▶ [WRITTEN INSTRUCTION] Find every line below that contains the word "color" and copy it out.

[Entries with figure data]
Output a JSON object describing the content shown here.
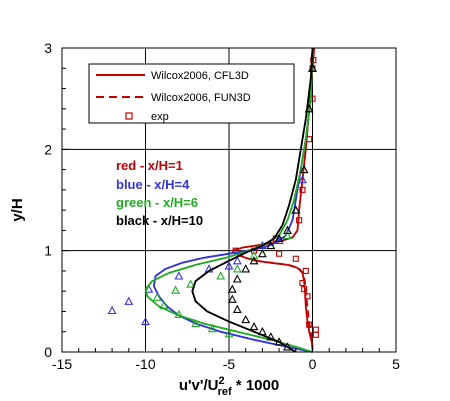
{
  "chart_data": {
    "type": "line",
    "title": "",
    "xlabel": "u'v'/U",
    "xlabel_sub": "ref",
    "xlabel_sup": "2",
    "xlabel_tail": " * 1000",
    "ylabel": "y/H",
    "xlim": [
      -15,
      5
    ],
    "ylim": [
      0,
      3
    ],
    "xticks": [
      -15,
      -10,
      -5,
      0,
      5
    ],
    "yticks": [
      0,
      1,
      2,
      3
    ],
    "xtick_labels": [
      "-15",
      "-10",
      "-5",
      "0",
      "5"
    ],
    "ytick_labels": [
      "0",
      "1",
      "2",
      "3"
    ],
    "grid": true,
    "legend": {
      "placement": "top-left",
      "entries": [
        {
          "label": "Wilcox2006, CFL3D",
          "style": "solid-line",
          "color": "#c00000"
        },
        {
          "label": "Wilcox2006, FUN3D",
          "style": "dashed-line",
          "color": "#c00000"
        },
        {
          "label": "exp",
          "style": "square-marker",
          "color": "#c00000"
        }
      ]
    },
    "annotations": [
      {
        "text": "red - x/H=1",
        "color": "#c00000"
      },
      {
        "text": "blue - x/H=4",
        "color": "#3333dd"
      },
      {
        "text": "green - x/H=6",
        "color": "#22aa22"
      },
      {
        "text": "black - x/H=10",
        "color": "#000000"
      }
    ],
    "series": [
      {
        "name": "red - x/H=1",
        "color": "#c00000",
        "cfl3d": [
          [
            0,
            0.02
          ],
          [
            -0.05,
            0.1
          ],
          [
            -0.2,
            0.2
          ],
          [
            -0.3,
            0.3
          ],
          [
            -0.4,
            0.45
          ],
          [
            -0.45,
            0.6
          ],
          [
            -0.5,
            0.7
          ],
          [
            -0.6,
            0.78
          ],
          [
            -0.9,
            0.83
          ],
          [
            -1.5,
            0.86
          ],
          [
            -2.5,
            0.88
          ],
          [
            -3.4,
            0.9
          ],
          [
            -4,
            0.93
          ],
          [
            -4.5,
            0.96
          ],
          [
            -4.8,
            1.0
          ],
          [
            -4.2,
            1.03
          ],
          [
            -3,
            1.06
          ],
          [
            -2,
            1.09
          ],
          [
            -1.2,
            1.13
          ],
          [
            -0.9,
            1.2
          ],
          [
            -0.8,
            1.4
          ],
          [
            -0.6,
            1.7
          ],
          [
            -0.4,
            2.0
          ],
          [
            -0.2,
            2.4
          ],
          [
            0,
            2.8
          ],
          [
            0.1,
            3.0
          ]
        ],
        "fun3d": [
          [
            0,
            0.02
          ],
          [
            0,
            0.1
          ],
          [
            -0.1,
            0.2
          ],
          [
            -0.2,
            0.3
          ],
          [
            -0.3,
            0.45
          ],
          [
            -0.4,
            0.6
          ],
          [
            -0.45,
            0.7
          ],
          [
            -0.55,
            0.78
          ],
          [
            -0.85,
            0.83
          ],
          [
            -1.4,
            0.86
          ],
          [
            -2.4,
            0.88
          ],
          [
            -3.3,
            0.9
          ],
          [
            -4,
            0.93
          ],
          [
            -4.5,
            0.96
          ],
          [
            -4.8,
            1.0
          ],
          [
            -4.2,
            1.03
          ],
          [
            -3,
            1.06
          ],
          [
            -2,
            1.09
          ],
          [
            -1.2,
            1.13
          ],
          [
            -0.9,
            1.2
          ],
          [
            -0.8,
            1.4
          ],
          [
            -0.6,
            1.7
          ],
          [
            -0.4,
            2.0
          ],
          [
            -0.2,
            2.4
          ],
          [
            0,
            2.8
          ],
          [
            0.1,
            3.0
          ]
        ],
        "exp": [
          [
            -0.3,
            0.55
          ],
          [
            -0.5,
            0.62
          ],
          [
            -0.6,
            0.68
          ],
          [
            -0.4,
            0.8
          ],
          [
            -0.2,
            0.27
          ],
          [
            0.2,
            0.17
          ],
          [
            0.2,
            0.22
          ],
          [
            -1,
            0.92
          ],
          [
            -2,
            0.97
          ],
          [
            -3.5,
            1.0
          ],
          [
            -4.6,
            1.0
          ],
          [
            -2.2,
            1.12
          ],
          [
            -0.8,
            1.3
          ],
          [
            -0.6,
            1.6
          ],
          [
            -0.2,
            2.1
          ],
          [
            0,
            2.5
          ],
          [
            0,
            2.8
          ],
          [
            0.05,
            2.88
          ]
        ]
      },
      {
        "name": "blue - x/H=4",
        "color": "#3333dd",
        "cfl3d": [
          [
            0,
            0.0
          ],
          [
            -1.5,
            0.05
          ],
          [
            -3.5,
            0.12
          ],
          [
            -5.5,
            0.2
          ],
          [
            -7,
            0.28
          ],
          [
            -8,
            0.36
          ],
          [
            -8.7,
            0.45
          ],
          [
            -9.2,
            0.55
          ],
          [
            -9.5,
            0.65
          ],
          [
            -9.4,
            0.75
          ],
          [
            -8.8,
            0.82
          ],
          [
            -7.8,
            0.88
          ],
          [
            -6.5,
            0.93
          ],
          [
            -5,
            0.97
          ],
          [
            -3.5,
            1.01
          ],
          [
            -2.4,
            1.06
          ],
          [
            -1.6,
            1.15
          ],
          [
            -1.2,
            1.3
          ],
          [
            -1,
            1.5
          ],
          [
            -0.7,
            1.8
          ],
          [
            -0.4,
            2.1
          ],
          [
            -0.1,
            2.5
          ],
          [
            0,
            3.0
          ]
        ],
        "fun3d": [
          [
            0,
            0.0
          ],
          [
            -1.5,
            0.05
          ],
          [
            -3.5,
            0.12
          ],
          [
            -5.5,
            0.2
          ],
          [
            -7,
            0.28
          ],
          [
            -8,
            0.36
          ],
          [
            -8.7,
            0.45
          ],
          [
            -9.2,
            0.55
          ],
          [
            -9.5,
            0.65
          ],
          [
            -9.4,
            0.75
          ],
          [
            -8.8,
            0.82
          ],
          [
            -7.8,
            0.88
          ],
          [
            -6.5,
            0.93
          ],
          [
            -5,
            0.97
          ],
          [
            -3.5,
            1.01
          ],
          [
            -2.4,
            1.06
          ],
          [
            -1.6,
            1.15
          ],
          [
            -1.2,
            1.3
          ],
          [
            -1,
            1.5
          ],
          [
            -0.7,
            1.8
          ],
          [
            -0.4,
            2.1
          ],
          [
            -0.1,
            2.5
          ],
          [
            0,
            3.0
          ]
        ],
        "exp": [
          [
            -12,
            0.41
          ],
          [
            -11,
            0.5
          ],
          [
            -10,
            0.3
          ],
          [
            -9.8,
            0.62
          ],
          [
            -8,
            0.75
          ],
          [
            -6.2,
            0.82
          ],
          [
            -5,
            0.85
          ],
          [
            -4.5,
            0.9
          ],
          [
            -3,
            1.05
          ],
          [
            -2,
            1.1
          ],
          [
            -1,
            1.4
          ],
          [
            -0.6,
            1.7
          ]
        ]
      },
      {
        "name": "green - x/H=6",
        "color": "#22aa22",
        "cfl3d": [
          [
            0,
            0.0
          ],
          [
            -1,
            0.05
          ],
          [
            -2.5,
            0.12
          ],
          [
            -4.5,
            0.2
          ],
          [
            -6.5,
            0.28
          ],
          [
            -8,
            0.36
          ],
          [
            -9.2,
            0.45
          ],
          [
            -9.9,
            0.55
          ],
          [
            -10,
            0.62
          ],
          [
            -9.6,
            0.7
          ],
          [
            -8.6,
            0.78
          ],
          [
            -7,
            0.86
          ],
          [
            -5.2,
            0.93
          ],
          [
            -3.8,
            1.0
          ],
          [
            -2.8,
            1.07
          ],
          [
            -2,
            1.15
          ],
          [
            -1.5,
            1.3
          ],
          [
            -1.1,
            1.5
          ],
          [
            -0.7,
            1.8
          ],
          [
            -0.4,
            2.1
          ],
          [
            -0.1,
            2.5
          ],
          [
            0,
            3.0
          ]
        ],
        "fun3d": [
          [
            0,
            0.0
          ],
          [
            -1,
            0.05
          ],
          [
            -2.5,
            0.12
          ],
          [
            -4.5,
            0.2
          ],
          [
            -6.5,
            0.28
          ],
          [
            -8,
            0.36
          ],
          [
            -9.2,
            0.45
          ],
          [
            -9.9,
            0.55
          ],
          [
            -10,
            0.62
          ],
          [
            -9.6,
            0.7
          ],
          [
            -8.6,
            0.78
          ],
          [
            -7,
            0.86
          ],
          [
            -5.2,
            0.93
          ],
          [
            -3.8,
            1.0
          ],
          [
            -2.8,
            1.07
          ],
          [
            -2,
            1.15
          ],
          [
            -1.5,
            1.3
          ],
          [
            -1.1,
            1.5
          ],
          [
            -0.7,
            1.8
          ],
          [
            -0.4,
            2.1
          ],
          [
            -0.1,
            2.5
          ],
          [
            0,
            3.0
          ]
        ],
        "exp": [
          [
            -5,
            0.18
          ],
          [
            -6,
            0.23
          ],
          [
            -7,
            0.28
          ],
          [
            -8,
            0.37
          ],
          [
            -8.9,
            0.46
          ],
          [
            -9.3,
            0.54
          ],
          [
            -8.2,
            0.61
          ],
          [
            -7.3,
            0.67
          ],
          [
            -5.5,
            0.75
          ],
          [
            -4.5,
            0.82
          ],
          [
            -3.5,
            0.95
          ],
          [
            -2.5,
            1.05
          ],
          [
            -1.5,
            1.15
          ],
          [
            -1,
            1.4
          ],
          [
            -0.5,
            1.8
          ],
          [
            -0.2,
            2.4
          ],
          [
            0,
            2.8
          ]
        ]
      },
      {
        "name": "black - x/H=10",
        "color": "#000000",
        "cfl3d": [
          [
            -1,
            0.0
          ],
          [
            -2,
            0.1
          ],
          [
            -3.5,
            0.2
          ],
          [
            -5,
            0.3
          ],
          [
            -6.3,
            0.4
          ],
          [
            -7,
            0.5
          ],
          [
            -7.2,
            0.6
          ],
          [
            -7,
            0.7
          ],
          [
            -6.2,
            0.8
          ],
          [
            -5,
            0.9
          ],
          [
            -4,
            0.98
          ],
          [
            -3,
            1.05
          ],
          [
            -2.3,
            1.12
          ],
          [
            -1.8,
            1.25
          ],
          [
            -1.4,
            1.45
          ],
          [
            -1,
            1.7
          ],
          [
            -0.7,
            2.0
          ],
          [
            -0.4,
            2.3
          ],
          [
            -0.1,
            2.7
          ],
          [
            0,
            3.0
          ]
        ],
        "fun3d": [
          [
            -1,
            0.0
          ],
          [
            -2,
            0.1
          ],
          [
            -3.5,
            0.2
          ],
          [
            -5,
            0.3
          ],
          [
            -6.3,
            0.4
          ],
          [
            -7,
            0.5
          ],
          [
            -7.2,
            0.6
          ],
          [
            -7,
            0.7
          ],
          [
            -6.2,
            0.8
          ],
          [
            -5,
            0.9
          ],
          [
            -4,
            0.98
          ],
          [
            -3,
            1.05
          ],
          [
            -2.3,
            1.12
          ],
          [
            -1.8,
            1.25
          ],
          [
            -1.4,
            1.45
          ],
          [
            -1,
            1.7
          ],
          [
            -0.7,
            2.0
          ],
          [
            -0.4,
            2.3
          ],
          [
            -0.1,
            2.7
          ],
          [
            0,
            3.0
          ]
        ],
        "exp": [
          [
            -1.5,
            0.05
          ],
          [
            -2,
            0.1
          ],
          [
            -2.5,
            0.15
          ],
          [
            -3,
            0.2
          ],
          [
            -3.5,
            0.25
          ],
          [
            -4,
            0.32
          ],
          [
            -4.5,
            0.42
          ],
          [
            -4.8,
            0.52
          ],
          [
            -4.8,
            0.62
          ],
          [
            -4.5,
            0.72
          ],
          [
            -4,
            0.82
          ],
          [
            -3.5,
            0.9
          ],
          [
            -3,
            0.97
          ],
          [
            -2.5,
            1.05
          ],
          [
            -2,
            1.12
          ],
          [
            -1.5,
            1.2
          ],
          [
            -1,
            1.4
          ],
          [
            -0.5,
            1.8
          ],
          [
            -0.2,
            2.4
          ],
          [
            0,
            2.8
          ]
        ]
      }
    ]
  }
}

▶ [PROBLEM SOLUTION]
          "color": "#c00000"
          "color": "#c00000"
          "color": "#c00000"
        "color": "#c00000"
        "color": "#3333dd"
        "color": "#22aa22"
        "color": "#000000"
        "color": "#c00000",
        "color": "#3333dd",
        "color": "#22aa22",
        "color": "#000000",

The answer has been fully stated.